● **DATA SHOWN**
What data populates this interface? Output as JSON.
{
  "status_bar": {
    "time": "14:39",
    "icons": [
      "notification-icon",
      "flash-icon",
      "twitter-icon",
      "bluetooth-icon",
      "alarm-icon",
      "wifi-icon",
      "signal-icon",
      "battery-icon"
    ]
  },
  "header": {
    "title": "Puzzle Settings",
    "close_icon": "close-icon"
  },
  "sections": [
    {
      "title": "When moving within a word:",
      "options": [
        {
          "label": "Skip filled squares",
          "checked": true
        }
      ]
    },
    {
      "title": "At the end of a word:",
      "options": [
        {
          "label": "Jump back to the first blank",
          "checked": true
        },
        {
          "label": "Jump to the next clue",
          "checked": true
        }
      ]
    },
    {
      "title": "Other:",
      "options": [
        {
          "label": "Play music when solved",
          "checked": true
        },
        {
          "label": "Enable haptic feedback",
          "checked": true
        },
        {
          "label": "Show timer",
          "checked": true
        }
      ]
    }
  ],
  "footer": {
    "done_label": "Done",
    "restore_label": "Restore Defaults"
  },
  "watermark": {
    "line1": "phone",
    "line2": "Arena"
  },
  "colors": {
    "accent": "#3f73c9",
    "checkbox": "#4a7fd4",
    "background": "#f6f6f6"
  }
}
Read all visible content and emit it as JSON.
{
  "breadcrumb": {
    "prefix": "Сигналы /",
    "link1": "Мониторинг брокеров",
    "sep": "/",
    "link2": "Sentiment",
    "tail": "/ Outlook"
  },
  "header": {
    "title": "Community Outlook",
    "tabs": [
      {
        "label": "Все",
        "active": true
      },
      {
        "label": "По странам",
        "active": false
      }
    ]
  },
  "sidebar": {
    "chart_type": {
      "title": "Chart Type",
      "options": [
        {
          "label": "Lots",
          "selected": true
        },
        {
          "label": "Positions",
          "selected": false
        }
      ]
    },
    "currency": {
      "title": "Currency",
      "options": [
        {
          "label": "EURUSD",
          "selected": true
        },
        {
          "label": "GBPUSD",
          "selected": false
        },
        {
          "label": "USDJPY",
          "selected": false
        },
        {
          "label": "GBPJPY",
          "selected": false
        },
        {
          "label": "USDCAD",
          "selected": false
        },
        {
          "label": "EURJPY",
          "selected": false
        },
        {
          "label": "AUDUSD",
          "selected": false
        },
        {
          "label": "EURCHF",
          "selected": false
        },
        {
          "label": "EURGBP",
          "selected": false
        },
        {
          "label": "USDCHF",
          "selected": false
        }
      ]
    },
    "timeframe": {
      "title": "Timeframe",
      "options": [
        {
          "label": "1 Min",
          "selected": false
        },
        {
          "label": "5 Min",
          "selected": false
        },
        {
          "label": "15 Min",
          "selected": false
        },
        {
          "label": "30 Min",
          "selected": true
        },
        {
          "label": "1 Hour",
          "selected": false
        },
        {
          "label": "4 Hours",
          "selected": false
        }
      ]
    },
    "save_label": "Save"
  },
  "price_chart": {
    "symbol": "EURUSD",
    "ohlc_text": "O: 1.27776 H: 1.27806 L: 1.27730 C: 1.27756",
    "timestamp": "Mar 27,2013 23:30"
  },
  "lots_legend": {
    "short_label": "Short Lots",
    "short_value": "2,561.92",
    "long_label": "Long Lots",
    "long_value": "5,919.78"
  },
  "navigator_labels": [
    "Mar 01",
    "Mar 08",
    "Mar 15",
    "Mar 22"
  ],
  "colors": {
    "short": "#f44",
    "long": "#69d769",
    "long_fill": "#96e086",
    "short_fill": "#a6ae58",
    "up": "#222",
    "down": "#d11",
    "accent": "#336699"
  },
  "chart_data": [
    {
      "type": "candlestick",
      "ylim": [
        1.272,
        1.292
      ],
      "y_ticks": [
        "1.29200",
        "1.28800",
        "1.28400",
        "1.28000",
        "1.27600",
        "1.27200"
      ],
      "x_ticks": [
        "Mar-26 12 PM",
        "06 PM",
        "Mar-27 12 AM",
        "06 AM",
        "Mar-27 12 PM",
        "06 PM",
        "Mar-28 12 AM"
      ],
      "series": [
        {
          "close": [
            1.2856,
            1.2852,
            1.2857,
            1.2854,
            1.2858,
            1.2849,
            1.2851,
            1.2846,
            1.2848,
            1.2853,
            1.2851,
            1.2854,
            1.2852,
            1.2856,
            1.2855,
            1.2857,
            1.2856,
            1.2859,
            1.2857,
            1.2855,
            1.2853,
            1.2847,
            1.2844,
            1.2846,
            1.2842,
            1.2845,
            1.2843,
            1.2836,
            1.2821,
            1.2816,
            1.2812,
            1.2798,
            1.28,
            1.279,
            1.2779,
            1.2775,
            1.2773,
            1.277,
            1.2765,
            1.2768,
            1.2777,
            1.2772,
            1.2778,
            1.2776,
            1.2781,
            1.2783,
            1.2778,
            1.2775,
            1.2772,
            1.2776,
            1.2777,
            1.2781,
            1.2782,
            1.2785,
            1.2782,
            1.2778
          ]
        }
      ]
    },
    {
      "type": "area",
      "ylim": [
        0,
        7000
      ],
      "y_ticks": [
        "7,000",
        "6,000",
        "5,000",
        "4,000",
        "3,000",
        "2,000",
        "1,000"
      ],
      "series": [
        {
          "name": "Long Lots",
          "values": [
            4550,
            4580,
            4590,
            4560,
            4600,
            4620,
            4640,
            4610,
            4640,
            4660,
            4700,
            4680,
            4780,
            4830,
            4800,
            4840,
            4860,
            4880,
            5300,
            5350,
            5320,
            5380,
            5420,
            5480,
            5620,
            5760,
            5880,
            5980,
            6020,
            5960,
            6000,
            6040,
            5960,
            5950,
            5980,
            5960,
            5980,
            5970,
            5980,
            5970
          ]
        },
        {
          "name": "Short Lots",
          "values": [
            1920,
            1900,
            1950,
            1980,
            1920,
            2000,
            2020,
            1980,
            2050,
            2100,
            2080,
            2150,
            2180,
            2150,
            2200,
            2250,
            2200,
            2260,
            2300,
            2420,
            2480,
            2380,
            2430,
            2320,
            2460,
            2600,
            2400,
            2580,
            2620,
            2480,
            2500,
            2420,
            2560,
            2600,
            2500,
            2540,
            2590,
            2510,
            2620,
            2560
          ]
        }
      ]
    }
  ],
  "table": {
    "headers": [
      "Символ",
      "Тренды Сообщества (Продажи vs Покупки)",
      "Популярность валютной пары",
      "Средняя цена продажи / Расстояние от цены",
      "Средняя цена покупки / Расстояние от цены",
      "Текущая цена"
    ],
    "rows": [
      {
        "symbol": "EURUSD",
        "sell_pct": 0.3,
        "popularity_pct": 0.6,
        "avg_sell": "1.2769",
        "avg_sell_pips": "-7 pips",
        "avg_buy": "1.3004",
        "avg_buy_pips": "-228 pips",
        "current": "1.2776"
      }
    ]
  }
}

● **PROBLEM DESCRIPTION**
Set out the complete listing exactly as shown.

● **RESPONSE**
What data populates this interface? Output as JSON.
{
  "status_bar": {
    "time": "14:39",
    "icons": [
      "notification-icon",
      "flash-icon",
      "twitter-icon",
      "bluetooth-icon",
      "alarm-icon",
      "wifi-icon",
      "signal-icon",
      "battery-icon"
    ]
  },
  "header": {
    "title": "Puzzle Settings",
    "close_icon": "close-icon"
  },
  "sections": [
    {
      "title": "When moving within a word:",
      "options": [
        {
          "label": "Skip filled squares",
          "checked": true
        }
      ]
    },
    {
      "title": "At the end of a word:",
      "options": [
        {
          "label": "Jump back to the first blank",
          "checked": true
        },
        {
          "label": "Jump to the next clue",
          "checked": true
        }
      ]
    },
    {
      "title": "Other:",
      "options": [
        {
          "label": "Play music when solved",
          "checked": true
        },
        {
          "label": "Enable haptic feedback",
          "checked": true
        },
        {
          "label": "Show timer",
          "checked": true
        }
      ]
    }
  ],
  "footer": {
    "done_label": "Done",
    "restore_label": "Restore Defaults"
  },
  "watermark": {
    "line1": "phone",
    "line2": "Arena"
  },
  "colors": {
    "accent": "#3f73c9",
    "checkbox": "#4a7fd4",
    "background": "#f6f6f6"
  }
}
Read all visible content and emit it as JSON.
{
  "breadcrumb": {
    "prefix": "Сигналы /",
    "link1": "Мониторинг брокеров",
    "sep": "/",
    "link2": "Sentiment",
    "tail": "/ Outlook"
  },
  "header": {
    "title": "Community Outlook",
    "tabs": [
      {
        "label": "Все",
        "active": true
      },
      {
        "label": "По странам",
        "active": false
      }
    ]
  },
  "sidebar": {
    "chart_type": {
      "title": "Chart Type",
      "options": [
        {
          "label": "Lots",
          "selected": true
        },
        {
          "label": "Positions",
          "selected": false
        }
      ]
    },
    "currency": {
      "title": "Currency",
      "options": [
        {
          "label": "EURUSD",
          "selected": true
        },
        {
          "label": "GBPUSD",
          "selected": false
        },
        {
          "label": "USDJPY",
          "selected": false
        },
        {
          "label": "GBPJPY",
          "selected": false
        },
        {
          "label": "USDCAD",
          "selected": false
        },
        {
          "label": "EURJPY",
          "selected": false
        },
        {
          "label": "AUDUSD",
          "selected": false
        },
        {
          "label": "EURCHF",
          "selected": false
        },
        {
          "label": "EURGBP",
          "selected": false
        },
        {
          "label": "USDCHF",
          "selected": false
        }
      ]
    },
    "timeframe": {
      "title": "Timeframe",
      "options": [
        {
          "label": "1 Min",
          "selected": false
        },
        {
          "label": "5 Min",
          "selected": false
        },
        {
          "label": "15 Min",
          "selected": false
        },
        {
          "label": "30 Min",
          "selected": true
        },
        {
          "label": "1 Hour",
          "selected": false
        },
        {
          "label": "4 Hours",
          "selected": false
        }
      ]
    },
    "save_label": "Save"
  },
  "price_chart": {
    "symbol": "EURUSD",
    "ohlc_text": "O: 1.27776 H: 1.27806 L: 1.27730 C: 1.27756",
    "timestamp": "Mar 27,2013 23:30"
  },
  "lots_legend": {
    "short_label": "Short Lots",
    "short_value": "2,561.92",
    "long_label": "Long Lots",
    "long_value": "5,919.78"
  },
  "navigator_labels": [
    "Mar 01",
    "Mar 08",
    "Mar 15",
    "Mar 22"
  ],
  "colors": {
    "short": "#f44",
    "long": "#69d769",
    "long_fill": "#96e086",
    "short_fill": "#a6ae58",
    "up": "#222",
    "down": "#d11",
    "accent": "#336699"
  },
  "chart_data": [
    {
      "type": "candlestick",
      "ylim": [
        1.272,
        1.292
      ],
      "y_ticks": [
        "1.29200",
        "1.28800",
        "1.28400",
        "1.28000",
        "1.27600",
        "1.27200"
      ],
      "x_ticks": [
        "Mar-26 12 PM",
        "06 PM",
        "Mar-27 12 AM",
        "06 AM",
        "Mar-27 12 PM",
        "06 PM",
        "Mar-28 12 AM"
      ],
      "series": [
        {
          "close": [
            1.2856,
            1.2852,
            1.2857,
            1.2854,
            1.2858,
            1.2849,
            1.2851,
            1.2846,
            1.2848,
            1.2853,
            1.2851,
            1.2854,
            1.2852,
            1.2856,
            1.2855,
            1.2857,
            1.2856,
            1.2859,
            1.2857,
            1.2855,
            1.2853,
            1.2847,
            1.2844,
            1.2846,
            1.2842,
            1.2845,
            1.2843,
            1.2836,
            1.2821,
            1.2816,
            1.2812,
            1.2798,
            1.28,
            1.279,
            1.2779,
            1.2775,
            1.2773,
            1.277,
            1.2765,
            1.2768,
            1.2777,
            1.2772,
            1.2778,
            1.2776,
            1.2781,
            1.2783,
            1.2778,
            1.2775,
            1.2772,
            1.2776,
            1.2777,
            1.2781,
            1.2782,
            1.2785,
            1.2782,
            1.2778
          ]
        }
      ]
    },
    {
      "type": "area",
      "ylim": [
        0,
        7000
      ],
      "y_ticks": [
        "7,000",
        "6,000",
        "5,000",
        "4,000",
        "3,000",
        "2,000",
        "1,000"
      ],
      "series": [
        {
          "name": "Long Lots",
          "values": [
            4550,
            4580,
            4590,
            4560,
            4600,
            4620,
            4640,
            4610,
            4640,
            4660,
            4700,
            4680,
            4780,
            4830,
            4800,
            4840,
            4860,
            4880,
            5300,
            5350,
            5320,
            5380,
            5420,
            5480,
            5620,
            5760,
            5880,
            5980,
            6020,
            5960,
            6000,
            6040,
            5960,
            5950,
            5980,
            5960,
            5980,
            5970,
            5980,
            5970
          ]
        },
        {
          "name": "Short Lots",
          "values": [
            1920,
            1900,
            1950,
            1980,
            1920,
            2000,
            2020,
            1980,
            2050,
            2100,
            2080,
            2150,
            2180,
            2150,
            2200,
            2250,
            2200,
            2260,
            2300,
            2420,
            2480,
            2380,
            2430,
            2320,
            2460,
            2600,
            2400,
            2580,
            2620,
            2480,
            2500,
            2420,
            2560,
            2600,
            2500,
            2540,
            2590,
            2510,
            2620,
            2560
          ]
        }
      ]
    }
  ],
  "table": {
    "headers": [
      "Символ",
      "Тренды Сообщества (Продажи vs Покупки)",
      "Популярность валютной пары",
      "Средняя цена продажи / Расстояние от цены",
      "Средняя цена покупки / Расстояние от цены",
      "Текущая цена"
    ],
    "rows": [
      {
        "symbol": "EURUSD",
        "sell_pct": 0.3,
        "popularity_pct": 0.6,
        "avg_sell": "1.2769",
        "avg_sell_pips": "-7 pips",
        "avg_buy": "1.3004",
        "avg_buy_pips": "-228 pips",
        "current": "1.2776"
      }
    ]
  }
}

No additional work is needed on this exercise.